■ DO THIS ■
Copy the data that follows, character for character, minus the pictures.
- - - - - - -
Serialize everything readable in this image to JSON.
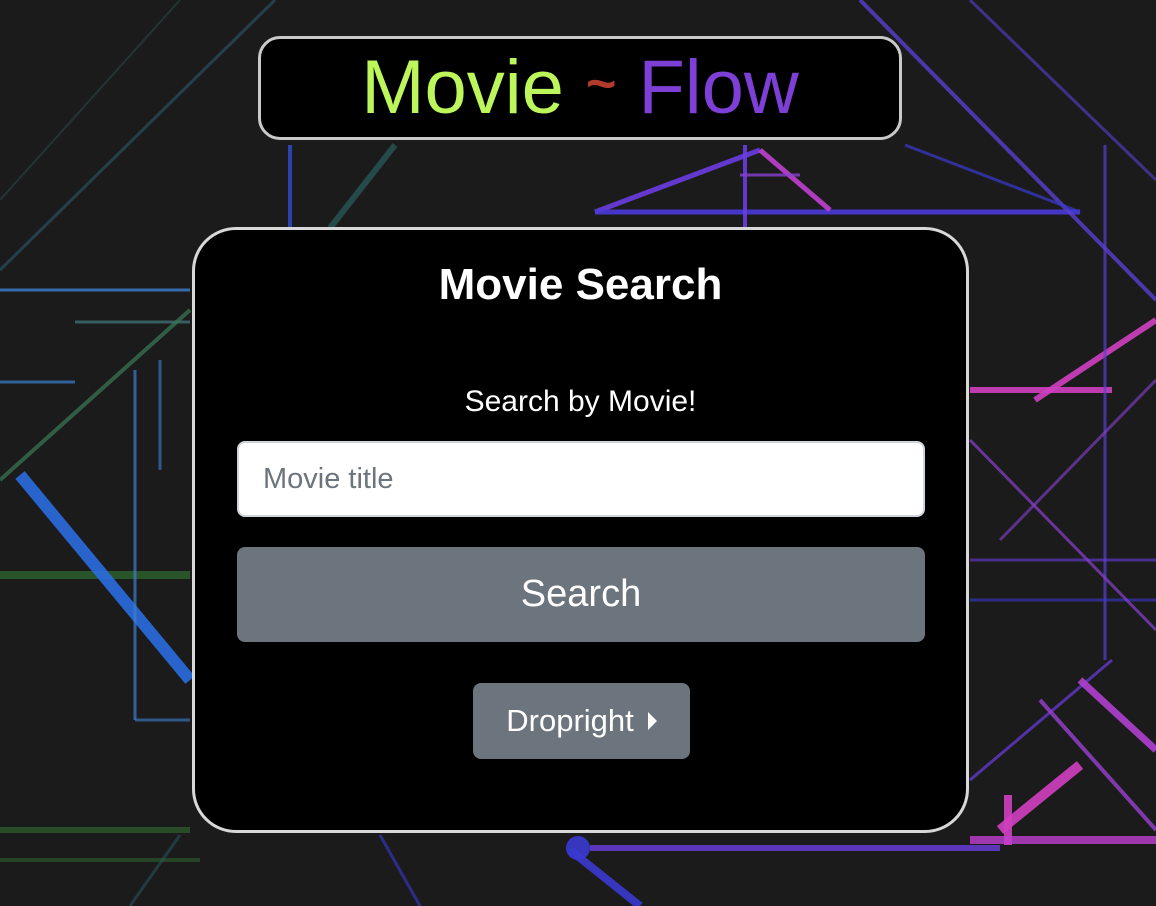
{
  "header": {
    "title_part1": "Movie",
    "title_separator": "~",
    "title_part2": "Flow",
    "colors": {
      "part1": "#bdf65a",
      "separator": "#b23a2a",
      "part2": "#7d3fd6"
    }
  },
  "card": {
    "heading": "Movie Search",
    "search_label": "Search by Movie!",
    "input": {
      "value": "",
      "placeholder": "Movie title"
    },
    "search_button_label": "Search",
    "dropdown_button_label": "Dropright",
    "dropdown_icon": "caret-right-icon"
  },
  "theme": {
    "button_gray": "#6c757d",
    "card_background": "#000000",
    "page_background": "#1b1b1c"
  }
}
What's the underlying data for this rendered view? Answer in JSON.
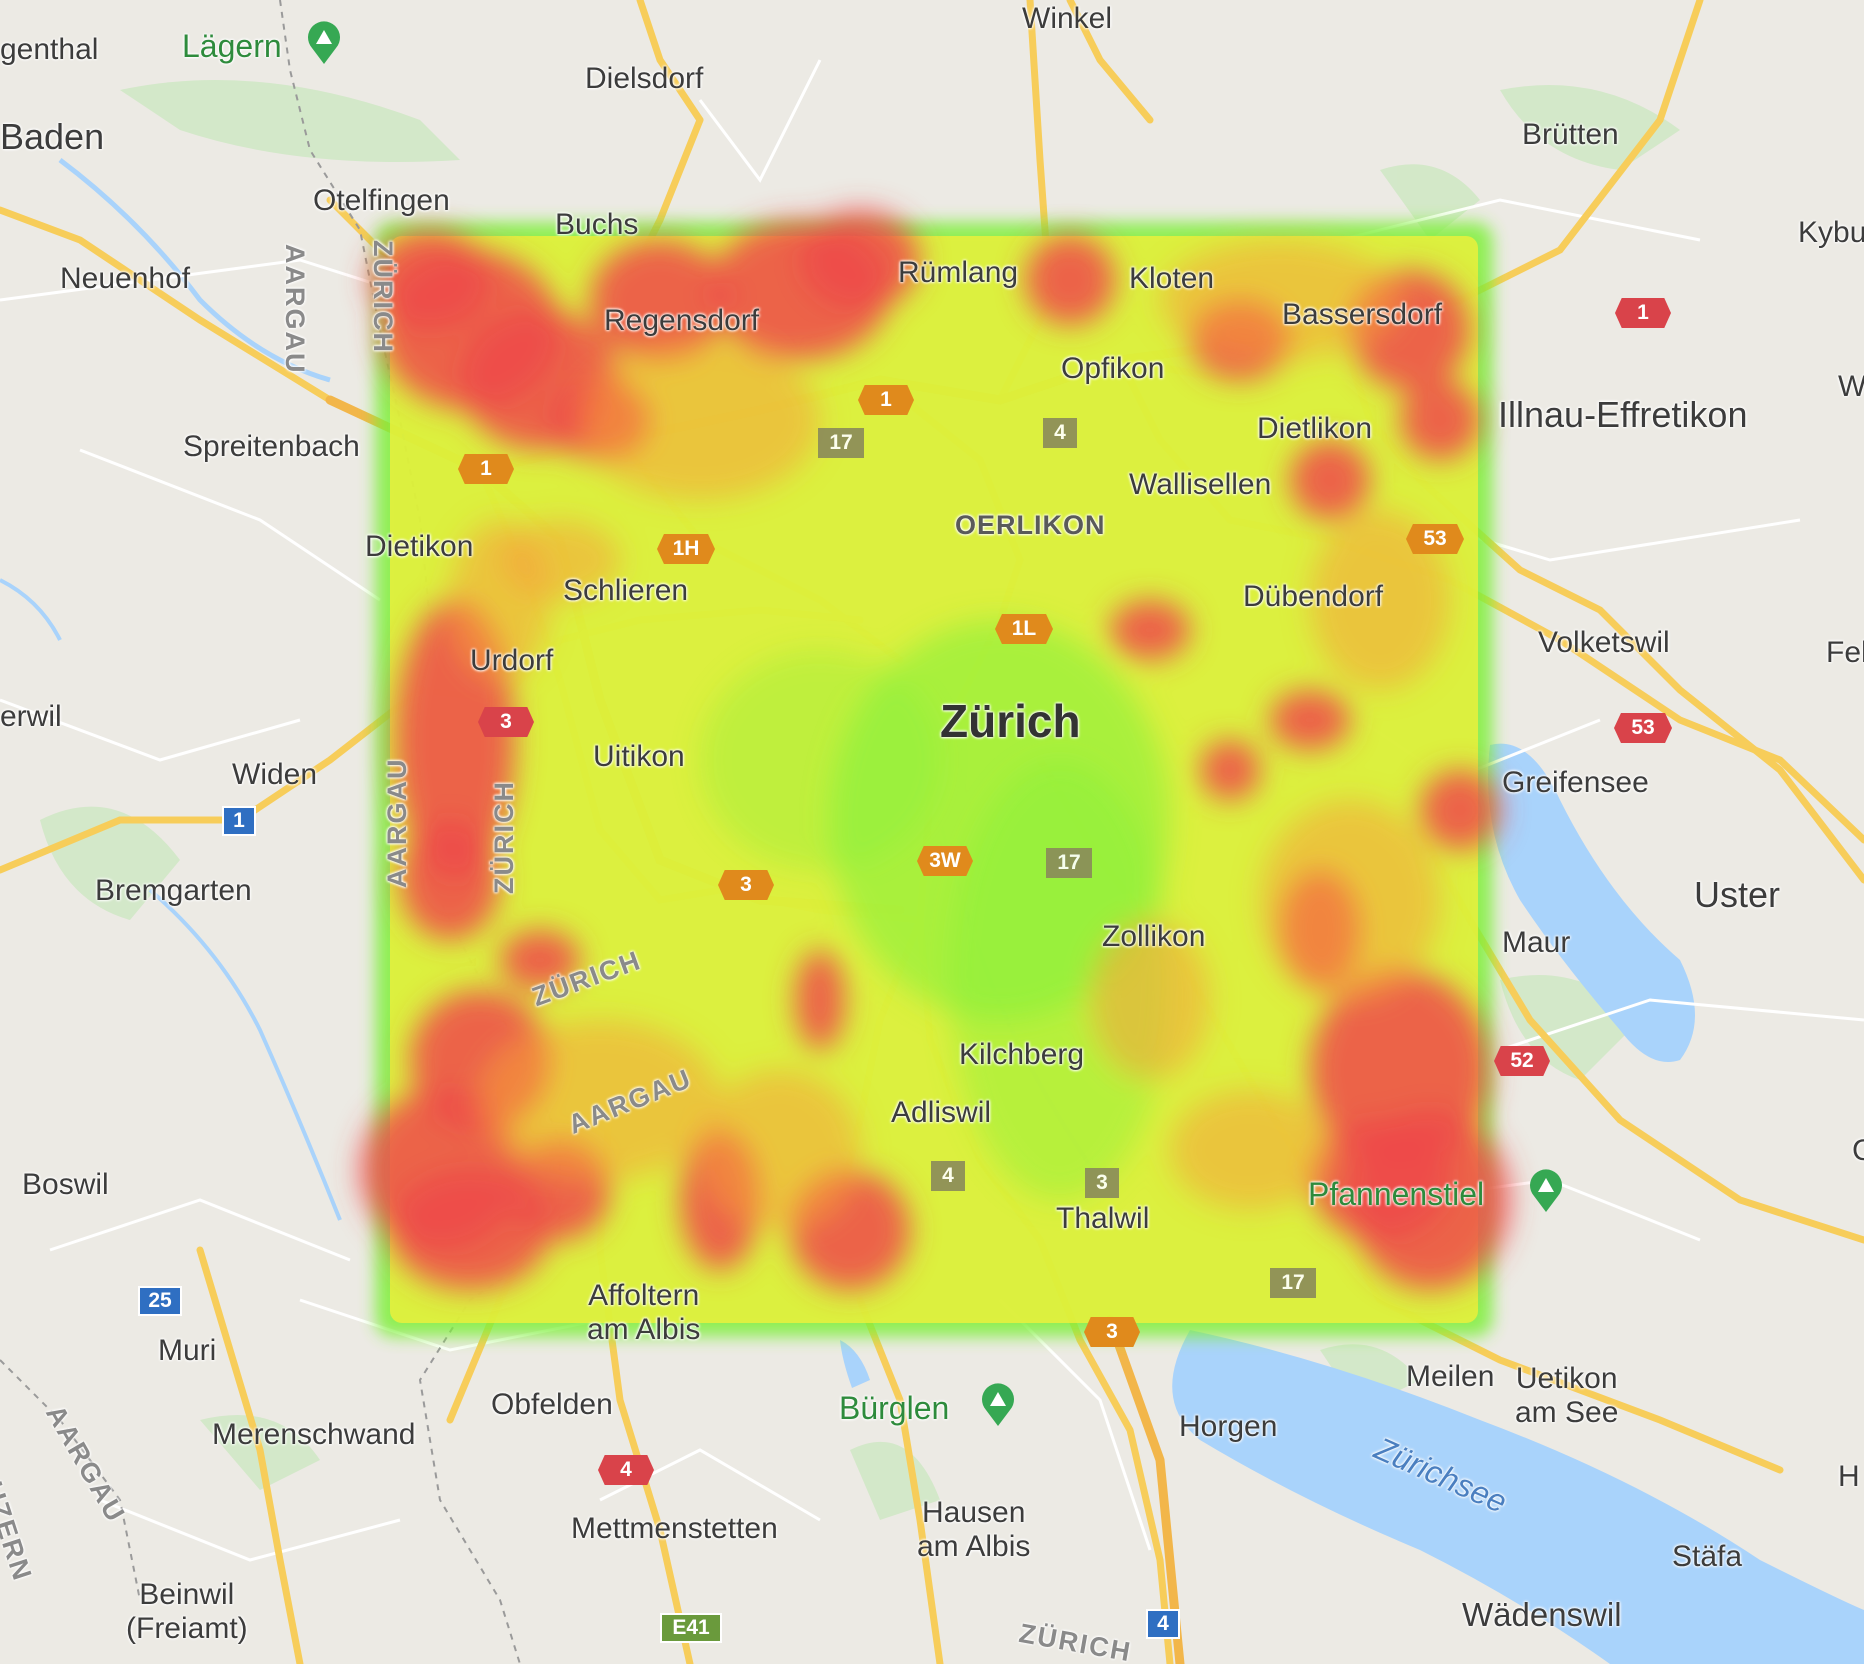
{
  "map": {
    "colors": {
      "land": "#eceae4",
      "forest": "#cfe8c4",
      "water": "#a9d3fb",
      "road": "#f7cd5a",
      "heat_low": "#7ff03a",
      "heat_mid": "#f2ef3a",
      "heat_high": "#ef4a4a"
    },
    "labels": {
      "city": "Zürich",
      "baden": "Baden",
      "uster": "Uster",
      "illnau": "Illnau-Effretikon",
      "laegern": "Lägern",
      "buerglen": "Bürglen",
      "pfannenstiel": "Pfannenstiel",
      "zuerichsee": "Zürichsee",
      "oerlikon": "OERLIKON",
      "genthal": "genthal",
      "dielsdorf": "Dielsdorf",
      "winkel": "Winkel",
      "bruetten": "Brütten",
      "kybu": "Kybu",
      "w_edge": "W",
      "otelfingen": "Otelfingen",
      "buchs": "Buchs",
      "neuenhof": "Neuenhof",
      "ruemlang": "Rümlang",
      "kloten": "Kloten",
      "regensdorf": "Regensdorf",
      "bassersdorf": "Bassersdorf",
      "opfikon": "Opfikon",
      "spreitenbach": "Spreitenbach",
      "dietlikon": "Dietlikon",
      "wallisellen": "Wallisellen",
      "dietikon": "Dietikon",
      "schlieren": "Schlieren",
      "duebendorf": "Dübendorf",
      "volketswil": "Volketswil",
      "feh": "Feh",
      "urdorf": "Urdorf",
      "erwil": "erwil",
      "uitikon": "Uitikon",
      "widen": "Widen",
      "greifensee": "Greifensee",
      "bremgarten": "Bremgarten",
      "zollikon": "Zollikon",
      "maur": "Maur",
      "kilchberg": "Kilchberg",
      "adliswil": "Adliswil",
      "boswil": "Boswil",
      "c_edge": "C",
      "thalwil": "Thalwil",
      "affoltern_1": "Affoltern",
      "affoltern_2": "am Albis",
      "muri": "Muri",
      "obfelden": "Obfelden",
      "meilen": "Meilen",
      "uetikon_1": "Uetikon",
      "uetikon_2": "am See",
      "horgen": "Horgen",
      "merenschwand": "Merenschwand",
      "h_edge": "H",
      "mettmenstetten": "Mettmenstetten",
      "hausen_1": "Hausen",
      "hausen_2": "am Albis",
      "staefa": "Stäfa",
      "beinwil_1": "Beinwil",
      "beinwil_2": "(Freiamt)",
      "waedenswil": "Wädenswil",
      "zuerich_canton_1": "ZÜRICH",
      "zuerich_canton_2": "ZÜRICH",
      "zuerich_canton_3": "ZÜRICH",
      "zuerich_canton_4": "ZÜRICH",
      "aargau_1": "AARGAU",
      "aargau_2": "AARGAU",
      "aargau_3": "AARGAU",
      "aargau_4": "AARGAU",
      "luzern": "UZERN"
    },
    "shields": {
      "a1_east": "1",
      "a1_mid": "1",
      "a1_west": "1",
      "r17_north": "17",
      "r4_north": "4",
      "a1h": "1H",
      "a53_north": "53",
      "a1l": "1L",
      "a53_east": "53",
      "a3_west": "3",
      "r1_blue": "1",
      "a3w": "3W",
      "r17_center": "17",
      "a3_center": "3",
      "a52": "52",
      "r4_south": "4",
      "r3_thalwil": "3",
      "r17_south": "17",
      "a3_south": "3",
      "r25": "25",
      "a4": "4",
      "e41": "E41",
      "r4_blue": "4"
    }
  }
}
- - - - - - -
■ OUTPUT OF THE TASK ■
Serialize everything readable in this image to JSON.
{
  "header": {
    "title_part1": "Movie",
    "title_separator": "~",
    "title_part2": "Flow",
    "colors": {
      "part1": "#bdf65a",
      "separator": "#b23a2a",
      "part2": "#7d3fd6"
    }
  },
  "card": {
    "heading": "Movie Search",
    "search_label": "Search by Movie!",
    "input": {
      "value": "",
      "placeholder": "Movie title"
    },
    "search_button_label": "Search",
    "dropdown_button_label": "Dropright",
    "dropdown_icon": "caret-right-icon"
  },
  "theme": {
    "button_gray": "#6c757d",
    "card_background": "#000000",
    "page_background": "#1b1b1c"
  }
}
What's the underlying data for this rendered view? Answer in JSON.
{
  "map": {
    "colors": {
      "land": "#eceae4",
      "forest": "#cfe8c4",
      "water": "#a9d3fb",
      "road": "#f7cd5a",
      "heat_low": "#7ff03a",
      "heat_mid": "#f2ef3a",
      "heat_high": "#ef4a4a"
    },
    "labels": {
      "city": "Zürich",
      "baden": "Baden",
      "uster": "Uster",
      "illnau": "Illnau-Effretikon",
      "laegern": "Lägern",
      "buerglen": "Bürglen",
      "pfannenstiel": "Pfannenstiel",
      "zuerichsee": "Zürichsee",
      "oerlikon": "OERLIKON",
      "genthal": "genthal",
      "dielsdorf": "Dielsdorf",
      "winkel": "Winkel",
      "bruetten": "Brütten",
      "kybu": "Kybu",
      "w_edge": "W",
      "otelfingen": "Otelfingen",
      "buchs": "Buchs",
      "neuenhof": "Neuenhof",
      "ruemlang": "Rümlang",
      "kloten": "Kloten",
      "regensdorf": "Regensdorf",
      "bassersdorf": "Bassersdorf",
      "opfikon": "Opfikon",
      "spreitenbach": "Spreitenbach",
      "dietlikon": "Dietlikon",
      "wallisellen": "Wallisellen",
      "dietikon": "Dietikon",
      "schlieren": "Schlieren",
      "duebendorf": "Dübendorf",
      "volketswil": "Volketswil",
      "feh": "Feh",
      "urdorf": "Urdorf",
      "erwil": "erwil",
      "uitikon": "Uitikon",
      "widen": "Widen",
      "greifensee": "Greifensee",
      "bremgarten": "Bremgarten",
      "zollikon": "Zollikon",
      "maur": "Maur",
      "kilchberg": "Kilchberg",
      "adliswil": "Adliswil",
      "boswil": "Boswil",
      "c_edge": "C",
      "thalwil": "Thalwil",
      "affoltern_1": "Affoltern",
      "affoltern_2": "am Albis",
      "muri": "Muri",
      "obfelden": "Obfelden",
      "meilen": "Meilen",
      "uetikon_1": "Uetikon",
      "uetikon_2": "am See",
      "horgen": "Horgen",
      "merenschwand": "Merenschwand",
      "h_edge": "H",
      "mettmenstetten": "Mettmenstetten",
      "hausen_1": "Hausen",
      "hausen_2": "am Albis",
      "staefa": "Stäfa",
      "beinwil_1": "Beinwil",
      "beinwil_2": "(Freiamt)",
      "waedenswil": "Wädenswil",
      "zuerich_canton_1": "ZÜRICH",
      "zuerich_canton_2": "ZÜRICH",
      "zuerich_canton_3": "ZÜRICH",
      "zuerich_canton_4": "ZÜRICH",
      "aargau_1": "AARGAU",
      "aargau_2": "AARGAU",
      "aargau_3": "AARGAU",
      "aargau_4": "AARGAU",
      "luzern": "UZERN"
    },
    "shields": {
      "a1_east": "1",
      "a1_mid": "1",
      "a1_west": "1",
      "r17_north": "17",
      "r4_north": "4",
      "a1h": "1H",
      "a53_north": "53",
      "a1l": "1L",
      "a53_east": "53",
      "a3_west": "3",
      "r1_blue": "1",
      "a3w": "3W",
      "r17_center": "17",
      "a3_center": "3",
      "a52": "52",
      "r4_south": "4",
      "r3_thalwil": "3",
      "r17_south": "17",
      "a3_south": "3",
      "r25": "25",
      "a4": "4",
      "e41": "E41",
      "r4_blue": "4"
    }
  }
}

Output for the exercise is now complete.